— DIRECTIONS FOR THIS TASK —
Render every line of the items below as one numbered list, leaving out any blank lines.
□ □ □ □
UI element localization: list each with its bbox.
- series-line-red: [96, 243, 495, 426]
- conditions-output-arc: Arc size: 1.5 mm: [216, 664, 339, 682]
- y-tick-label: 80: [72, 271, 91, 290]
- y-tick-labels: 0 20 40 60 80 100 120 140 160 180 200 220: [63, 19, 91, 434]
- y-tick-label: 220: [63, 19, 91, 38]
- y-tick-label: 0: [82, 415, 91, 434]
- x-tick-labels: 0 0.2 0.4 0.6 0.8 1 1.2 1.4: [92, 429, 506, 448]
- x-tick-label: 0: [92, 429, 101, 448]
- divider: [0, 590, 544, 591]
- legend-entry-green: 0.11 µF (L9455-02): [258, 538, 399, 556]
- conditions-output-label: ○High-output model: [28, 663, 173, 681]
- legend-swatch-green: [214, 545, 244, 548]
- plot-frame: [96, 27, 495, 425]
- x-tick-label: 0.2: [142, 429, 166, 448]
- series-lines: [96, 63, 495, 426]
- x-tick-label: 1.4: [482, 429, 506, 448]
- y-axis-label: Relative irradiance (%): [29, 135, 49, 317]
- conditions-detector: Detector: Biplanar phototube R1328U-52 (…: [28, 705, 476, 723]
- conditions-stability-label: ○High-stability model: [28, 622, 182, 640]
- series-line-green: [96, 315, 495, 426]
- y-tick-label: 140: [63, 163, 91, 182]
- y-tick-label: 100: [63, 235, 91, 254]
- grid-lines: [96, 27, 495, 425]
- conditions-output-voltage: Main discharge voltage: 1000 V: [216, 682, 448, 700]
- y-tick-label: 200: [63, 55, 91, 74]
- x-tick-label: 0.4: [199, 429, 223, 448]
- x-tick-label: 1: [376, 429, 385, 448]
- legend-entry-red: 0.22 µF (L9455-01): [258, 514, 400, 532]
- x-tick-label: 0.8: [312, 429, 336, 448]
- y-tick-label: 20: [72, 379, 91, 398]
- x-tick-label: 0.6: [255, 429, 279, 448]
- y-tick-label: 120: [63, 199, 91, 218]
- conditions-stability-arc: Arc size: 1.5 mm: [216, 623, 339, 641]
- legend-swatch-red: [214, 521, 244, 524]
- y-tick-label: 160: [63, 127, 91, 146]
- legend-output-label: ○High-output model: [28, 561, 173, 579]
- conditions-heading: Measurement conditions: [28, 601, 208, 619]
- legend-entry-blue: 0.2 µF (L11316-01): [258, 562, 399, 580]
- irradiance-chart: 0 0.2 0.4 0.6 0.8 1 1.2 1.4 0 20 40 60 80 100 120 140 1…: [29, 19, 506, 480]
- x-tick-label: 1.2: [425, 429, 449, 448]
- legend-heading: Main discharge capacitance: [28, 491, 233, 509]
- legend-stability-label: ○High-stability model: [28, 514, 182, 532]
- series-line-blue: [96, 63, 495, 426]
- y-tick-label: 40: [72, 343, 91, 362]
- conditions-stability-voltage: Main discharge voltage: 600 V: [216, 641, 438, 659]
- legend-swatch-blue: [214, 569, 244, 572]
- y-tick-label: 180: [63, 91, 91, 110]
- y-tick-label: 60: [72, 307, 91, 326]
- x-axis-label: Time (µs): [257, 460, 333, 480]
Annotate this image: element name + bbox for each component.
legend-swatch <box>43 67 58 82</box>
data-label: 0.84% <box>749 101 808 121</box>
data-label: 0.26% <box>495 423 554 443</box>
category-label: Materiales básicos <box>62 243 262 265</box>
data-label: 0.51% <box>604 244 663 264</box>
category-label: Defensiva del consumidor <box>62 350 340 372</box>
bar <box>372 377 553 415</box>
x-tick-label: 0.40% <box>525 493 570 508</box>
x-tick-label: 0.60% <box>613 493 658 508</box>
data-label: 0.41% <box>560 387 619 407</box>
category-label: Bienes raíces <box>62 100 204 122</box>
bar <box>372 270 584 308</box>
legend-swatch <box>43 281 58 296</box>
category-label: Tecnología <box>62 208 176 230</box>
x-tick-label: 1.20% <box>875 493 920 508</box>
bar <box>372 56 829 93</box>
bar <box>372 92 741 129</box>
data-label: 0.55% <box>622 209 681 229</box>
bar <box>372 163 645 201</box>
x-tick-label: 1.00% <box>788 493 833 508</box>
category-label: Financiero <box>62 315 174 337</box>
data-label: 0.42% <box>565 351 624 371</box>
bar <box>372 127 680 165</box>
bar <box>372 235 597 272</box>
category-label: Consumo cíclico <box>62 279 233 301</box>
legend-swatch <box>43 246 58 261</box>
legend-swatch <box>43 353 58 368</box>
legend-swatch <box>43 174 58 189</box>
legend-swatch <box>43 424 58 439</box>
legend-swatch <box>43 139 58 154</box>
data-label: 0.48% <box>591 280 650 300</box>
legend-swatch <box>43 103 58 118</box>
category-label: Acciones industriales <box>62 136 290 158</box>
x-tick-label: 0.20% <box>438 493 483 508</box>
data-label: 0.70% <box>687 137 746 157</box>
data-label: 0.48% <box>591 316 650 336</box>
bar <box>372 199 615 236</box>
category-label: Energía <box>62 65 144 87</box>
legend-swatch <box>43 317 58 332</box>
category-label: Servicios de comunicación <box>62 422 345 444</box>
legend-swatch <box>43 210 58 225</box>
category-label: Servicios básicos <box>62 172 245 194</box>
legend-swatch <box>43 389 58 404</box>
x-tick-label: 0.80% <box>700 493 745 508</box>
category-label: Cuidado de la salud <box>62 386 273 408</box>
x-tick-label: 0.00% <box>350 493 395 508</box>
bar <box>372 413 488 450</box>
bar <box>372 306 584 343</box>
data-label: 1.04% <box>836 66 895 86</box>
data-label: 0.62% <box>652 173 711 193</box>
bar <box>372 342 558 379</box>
□ □ □ □
— EXERCISE RESPONSE —
1. UI element localization: list each with its bbox.
2. - series-line-red: [96, 243, 495, 426]
3. - conditions-output-arc: Arc size: 1.5 mm: [216, 664, 339, 682]
4. - y-tick-label: 80: [72, 271, 91, 290]
5. - y-tick-labels: 0 20 40 60 80 100 120 140 160 180 200 220: [63, 19, 91, 434]
6. - y-tick-label: 220: [63, 19, 91, 38]
7. - y-tick-label: 0: [82, 415, 91, 434]
8. - x-tick-labels: 0 0.2 0.4 0.6 0.8 1 1.2 1.4: [92, 429, 506, 448]
9. - x-tick-label: 0: [92, 429, 101, 448]
10. - divider: [0, 590, 544, 591]
11. - legend-entry-green: 0.11 µF (L9455-02): [258, 538, 399, 556]
12. - conditions-output-label: ○High-output model: [28, 663, 173, 681]
13. - legend-swatch-green: [214, 545, 244, 548]
14. - plot-frame: [96, 27, 495, 425]
15. - x-tick-label: 0.2: [142, 429, 166, 448]
16. - series-lines: [96, 63, 495, 426]
17. - x-tick-label: 1.4: [482, 429, 506, 448]
18. - y-axis-label: Relative irradiance (%): [29, 135, 49, 317]
19. - conditions-detector: Detector: Biplanar phototube R1328U-52 (…: [28, 705, 476, 723]
20. - conditions-stability-label: ○High-stability model: [28, 622, 182, 640]
21. - series-line-green: [96, 315, 495, 426]
22. - y-tick-label: 140: [63, 163, 91, 182]
23. - y-tick-label: 100: [63, 235, 91, 254]
24. - grid-lines: [96, 27, 495, 425]
25. - conditions-output-voltage: Main discharge voltage: 1000 V: [216, 682, 448, 700]
26. - y-tick-label: 200: [63, 55, 91, 74]
27. - x-tick-label: 0.4: [199, 429, 223, 448]
28. - x-tick-label: 1: [376, 429, 385, 448]
29. - legend-entry-red: 0.22 µF (L9455-01): [258, 514, 400, 532]
30. - x-tick-label: 0.8: [312, 429, 336, 448]
31. - y-tick-label: 20: [72, 379, 91, 398]
32. - x-tick-label: 0.6: [255, 429, 279, 448]
33. - y-tick-label: 120: [63, 199, 91, 218]
34. - conditions-stability-arc: Arc size: 1.5 mm: [216, 623, 339, 641]
35. - legend-swatch-red: [214, 521, 244, 524]
36. - y-tick-label: 160: [63, 127, 91, 146]
37. - legend-output-label: ○High-output model: [28, 561, 173, 579]
38. - conditions-heading: Measurement conditions: [28, 601, 208, 619]
39. - legend-entry-blue: 0.2 µF (L11316-01): [258, 562, 399, 580]
40. - irradiance-chart: 0 0.2 0.4 0.6 0.8 1 1.2 1.4 0 20 40 60 80 100 120 140 1…: [29, 19, 506, 480]
41. - x-tick-label: 1.2: [425, 429, 449, 448]
42. - legend-heading: Main discharge capacitance: [28, 491, 233, 509]
43. - legend-stability-label: ○High-stability model: [28, 514, 182, 532]
44. - series-line-blue: [96, 63, 495, 426]
45. - y-tick-label: 40: [72, 343, 91, 362]
46. - conditions-stability-voltage: Main discharge voltage: 600 V: [216, 641, 438, 659]
47. - legend-swatch-blue: [214, 569, 244, 572]
48. - y-tick-label: 180: [63, 91, 91, 110]
49. - y-tick-label: 60: [72, 307, 91, 326]
50. - x-axis-label: Time (µs): [257, 460, 333, 480]
51. Annotate this image: element name + bbox for each component.
52. legend-swatch <box>43 67 58 82</box>
53. data-label: 0.84% <box>749 101 808 121</box>
54. data-label: 0.26% <box>495 423 554 443</box>
55. category-label: Materiales básicos <box>62 243 262 265</box>
56. data-label: 0.51% <box>604 244 663 264</box>
57. category-label: Defensiva del consumidor <box>62 350 340 372</box>
58. bar <box>372 377 553 415</box>
59. x-tick-label: 0.40% <box>525 493 570 508</box>
60. x-tick-label: 0.60% <box>613 493 658 508</box>
61. data-label: 0.41% <box>560 387 619 407</box>
62. category-label: Bienes raíces <box>62 100 204 122</box>
63. bar <box>372 270 584 308</box>
64. legend-swatch <box>43 281 58 296</box>
65. category-label: Tecnología <box>62 208 176 230</box>
66. x-tick-label: 1.20% <box>875 493 920 508</box>
67. bar <box>372 56 829 93</box>
68. bar <box>372 92 741 129</box>
69. data-label: 0.55% <box>622 209 681 229</box>
70. bar <box>372 163 645 201</box>
71. x-tick-label: 1.00% <box>788 493 833 508</box>
72. category-label: Financiero <box>62 315 174 337</box>
73. data-label: 0.42% <box>565 351 624 371</box>
74. bar <box>372 127 680 165</box>
75. bar <box>372 235 597 272</box>
76. category-label: Consumo cíclico <box>62 279 233 301</box>
77. legend-swatch <box>43 246 58 261</box>
78. legend-swatch <box>43 353 58 368</box>
79. legend-swatch <box>43 174 58 189</box>
80. legend-swatch <box>43 424 58 439</box>
81. legend-swatch <box>43 139 58 154</box>
82. data-label: 0.48% <box>591 280 650 300</box>
83. legend-swatch <box>43 103 58 118</box>
84. category-label: Acciones industriales <box>62 136 290 158</box>
85. x-tick-label: 0.20% <box>438 493 483 508</box>
86. data-label: 0.70% <box>687 137 746 157</box>
87. data-label: 0.48% <box>591 316 650 336</box>
88. bar <box>372 199 615 236</box>
89. category-label: Energía <box>62 65 144 87</box>
90. legend-swatch <box>43 317 58 332</box>
91. category-label: Servicios de comunicación <box>62 422 345 444</box>
92. legend-swatch <box>43 210 58 225</box>
93. category-label: Servicios básicos <box>62 172 245 194</box>
94. legend-swatch <box>43 389 58 404</box>
95. x-tick-label: 0.80% <box>700 493 745 508</box>
96. category-label: Cuidado de la salud <box>62 386 273 408</box>
97. x-tick-label: 0.00% <box>350 493 395 508</box>
98. bar <box>372 413 488 450</box>
99. bar <box>372 306 584 343</box>
100. data-label: 1.04% <box>836 66 895 86</box>
101. data-label: 0.62% <box>652 173 711 193</box>
102. bar <box>372 342 558 379</box>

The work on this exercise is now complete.